* **Task description**
Here are records with pictures in them. Copy all of them exactly and leave the pictures out.

Dataset items:
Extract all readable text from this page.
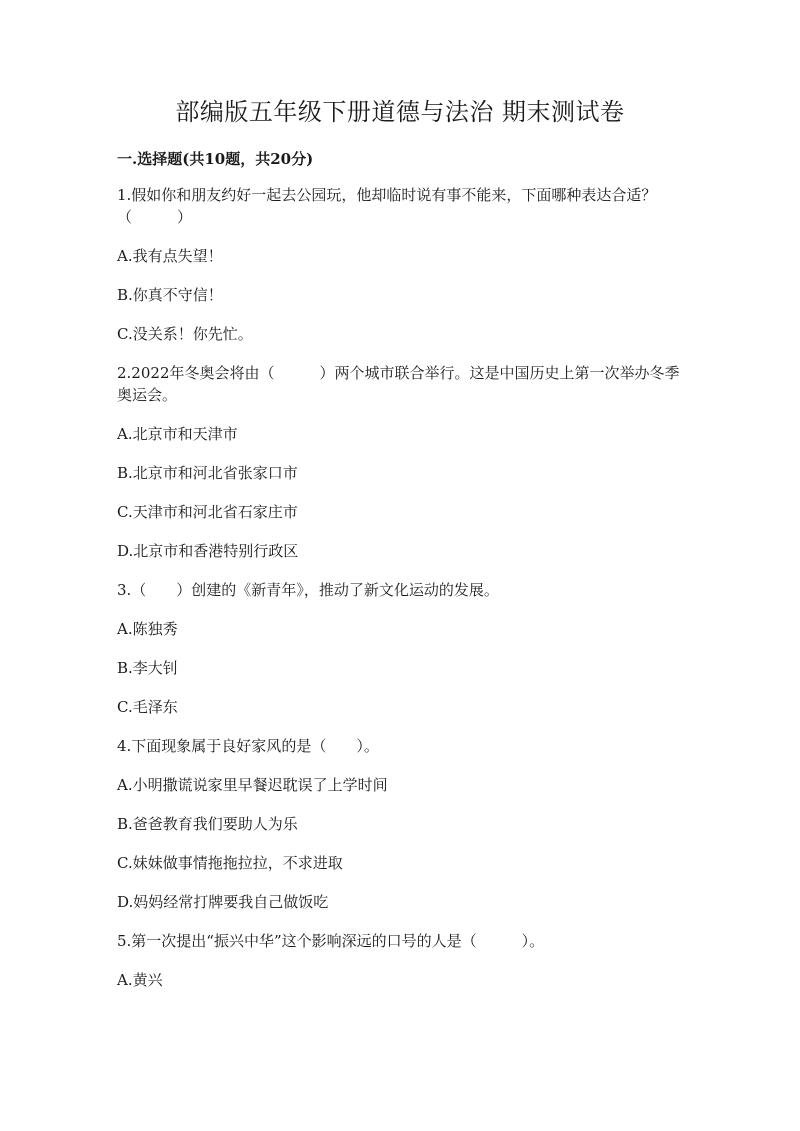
部编版五年级下册道德与法治 期末测试卷
一.选择题(共10题，共20分)
1.假如你和朋友约好一起去公园玩，他却临时说有事不能来，下面哪种表达合适？（　　　）
A.我有点失望！
B.你真不守信！
C.没关系！你先忙。
2.2022年冬奥会将由（　　　）两个城市联合举行。这是中国历史上第一次举办冬季奥运会。
A.北京市和天津市
B.北京市和河北省张家口市
C.天津市和河北省石家庄市
D.北京市和香港特别行政区
3.（　　）创建的《新青年》，推动了新文化运动的发展。
A.陈独秀
B.李大钊
C.毛泽东
4.下面现象属于良好家风的是（　　）。
A.小明撒谎说家里早餐迟耽误了上学时间
B.爸爸教育我们要助人为乐
C.妹妹做事情拖拖拉拉，不求进取
D.妈妈经常打牌要我自己做饭吃
5.第一次提出“振兴中华”这个影响深远的口号的人是（　　　）。
A.黄兴
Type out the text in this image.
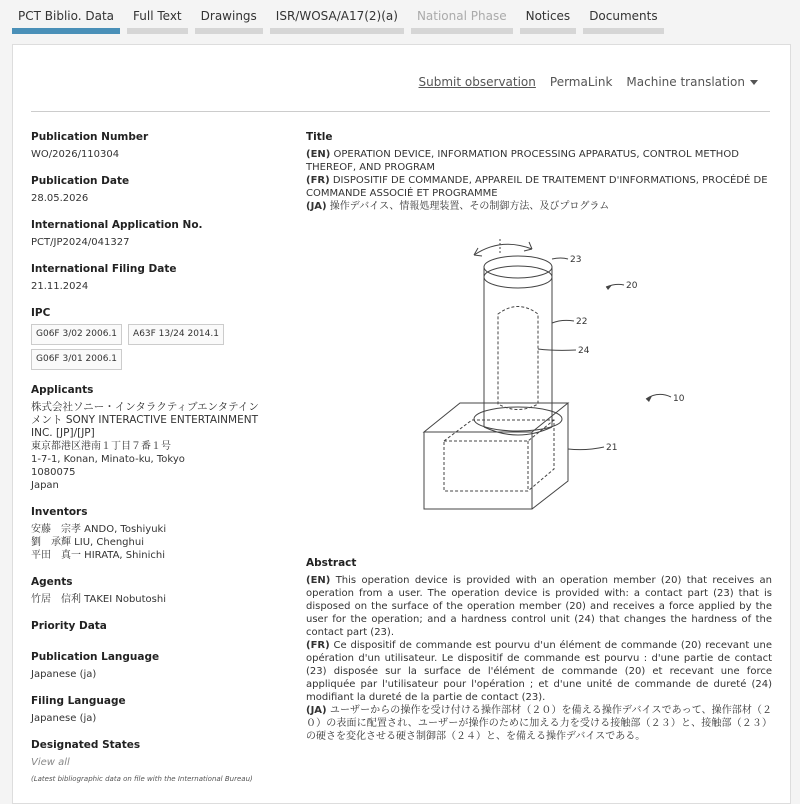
PCT Biblio. Data	Full Text	Drawings	ISR/WOSA/A17(2)(a)	National Phase	Notices	Documents
Submit observation PermaLink Machine translation
Publication Number
WO/2026/110304
Publication Date
28.05.2026
International Application No.
PCT/JP2024/041327
International Filing Date
21.11.2024
IPC
G06F 3/02 2006.1	A63F 13/24 2014.1
G06F 3/01 2006.1
Applicants
株式会社ソニー・インタラクティブエンタテインメント SONY INTERACTIVE ENTERTAINMENT INC. [JP]/[JP]
東京都港区港南１丁目７番１号
1-7-1, Konan, Minato-ku, Tokyo
1080075
Japan
Inventors
安藤　宗孝 ANDO, Toshiyuki
劉　承輝 LIU, Chenghui
平田　真一 HIRATA, Shinichi
Agents
竹居　信利 TAKEI Nobutoshi
Priority Data
Publication Language
Japanese (ja)
Filing Language
Japanese (ja)
Designated States
View all
(Latest bibliographic data on file with the International Bureau)
Title
(EN) OPERATION DEVICE, INFORMATION PROCESSING APPARATUS, CONTROL METHOD THEREOF, AND PROGRAM
(FR) DISPOSITIF DE COMMANDE, APPAREIL DE TRAITEMENT D'INFORMATIONS, PROCÉDÉ DE COMMANDE ASSOCIÉ ET PROGRAMME
(JA) 操作デバイス、情報処理装置、その制御方法、及びプログラム
23
20
22
24
10
21
Abstract

(EN) This operation device is provided with an operation member (20) that receives an operation from a user. The operation device is provided with: a contact part (23) that is disposed on the surface of the operation member (20) and receives a force applied by the user for the operation; and a hardness control unit (24) that changes the hardness of the contact part (23).

(FR) Ce dispositif de commande est pourvu d'un élément de commande (20) recevant une opération d'un utilisateur. Le dispositif de commande est pourvu : d'une partie de contact (23) disposée sur la surface de l'élément de commande (20) et recevant une force appliquée par l'utilisateur pour l'opération ; et d'une unité de commande de dureté (24) modifiant la dureté de la partie de contact (23).

(JA) ユーザーからの操作を受け付ける操作部材（２０）を備える操作デバイスであって、操作部材（２０）の表面に配置され、ユーザーが操作のために加える力を受ける接触部（２３）と、接触部（２３）の硬さを変化させる硬さ制御部（２４）と、を備える操作デバイスである。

* **Written reply**
Extract all readable text from this page.
部编版五年级下册道德与法治 期末测试卷
一.选择题(共10题，共20分)
1.假如你和朋友约好一起去公园玩，他却临时说有事不能来，下面哪种表达合适？（　　　）
A.我有点失望！
B.你真不守信！
C.没关系！你先忙。
2.2022年冬奥会将由（　　　）两个城市联合举行。这是中国历史上第一次举办冬季奥运会。
A.北京市和天津市
B.北京市和河北省张家口市
C.天津市和河北省石家庄市
D.北京市和香港特别行政区
3.（　　）创建的《新青年》，推动了新文化运动的发展。
A.陈独秀
B.李大钊
C.毛泽东
4.下面现象属于良好家风的是（　　）。
A.小明撒谎说家里早餐迟耽误了上学时间
B.爸爸教育我们要助人为乐
C.妹妹做事情拖拖拉拉，不求进取
D.妈妈经常打牌要我自己做饭吃
5.第一次提出“振兴中华”这个影响深远的口号的人是（　　　）。
A.黄兴
Type out the text in this image.
PCT Biblio. Data	Full Text	Drawings	ISR/WOSA/A17(2)(a)	National Phase	Notices	Documents
Submit observation PermaLink Machine translation
Publication Number
WO/2026/110304
Publication Date
28.05.2026
International Application No.
PCT/JP2024/041327
International Filing Date
21.11.2024
IPC
G06F 3/02 2006.1	A63F 13/24 2014.1
G06F 3/01 2006.1
Applicants
株式会社ソニー・インタラクティブエンタテインメント SONY INTERACTIVE ENTERTAINMENT INC. [JP]/[JP]
東京都港区港南１丁目７番１号
1-7-1, Konan, Minato-ku, Tokyo
1080075
Japan
Inventors
安藤　宗孝 ANDO, Toshiyuki
劉　承輝 LIU, Chenghui
平田　真一 HIRATA, Shinichi
Agents
竹居　信利 TAKEI Nobutoshi
Priority Data
Publication Language
Japanese (ja)
Filing Language
Japanese (ja)
Designated States
View all
(Latest bibliographic data on file with the International Bureau)
Title
(EN) OPERATION DEVICE, INFORMATION PROCESSING APPARATUS, CONTROL METHOD THEREOF, AND PROGRAM
(FR) DISPOSITIF DE COMMANDE, APPAREIL DE TRAITEMENT D'INFORMATIONS, PROCÉDÉ DE COMMANDE ASSOCIÉ ET PROGRAMME
(JA) 操作デバイス、情報処理装置、その制御方法、及びプログラム
23
20
22
24
10
21
Abstract

(EN) This operation device is provided with an operation member (20) that receives an operation from a user. The operation device is provided with: a contact part (23) that is disposed on the surface of the operation member (20) and receives a force applied by the user for the operation; and a hardness control unit (24) that changes the hardness of the contact part (23).

(FR) Ce dispositif de commande est pourvu d'un élément de commande (20) recevant une opération d'un utilisateur. Le dispositif de commande est pourvu : d'une partie de contact (23) disposée sur la surface de l'élément de commande (20) et recevant une force appliquée par l'utilisateur pour l'opération ; et d'une unité de commande de dureté (24) modifiant la dureté de la partie de contact (23).

(JA) ユーザーからの操作を受け付ける操作部材（２０）を備える操作デバイスであって、操作部材（２０）の表面に配置され、ユーザーが操作のために加える力を受ける接触部（２３）と、接触部（２３）の硬さを変化させる硬さ制御部（２４）と、を備える操作デバイスである。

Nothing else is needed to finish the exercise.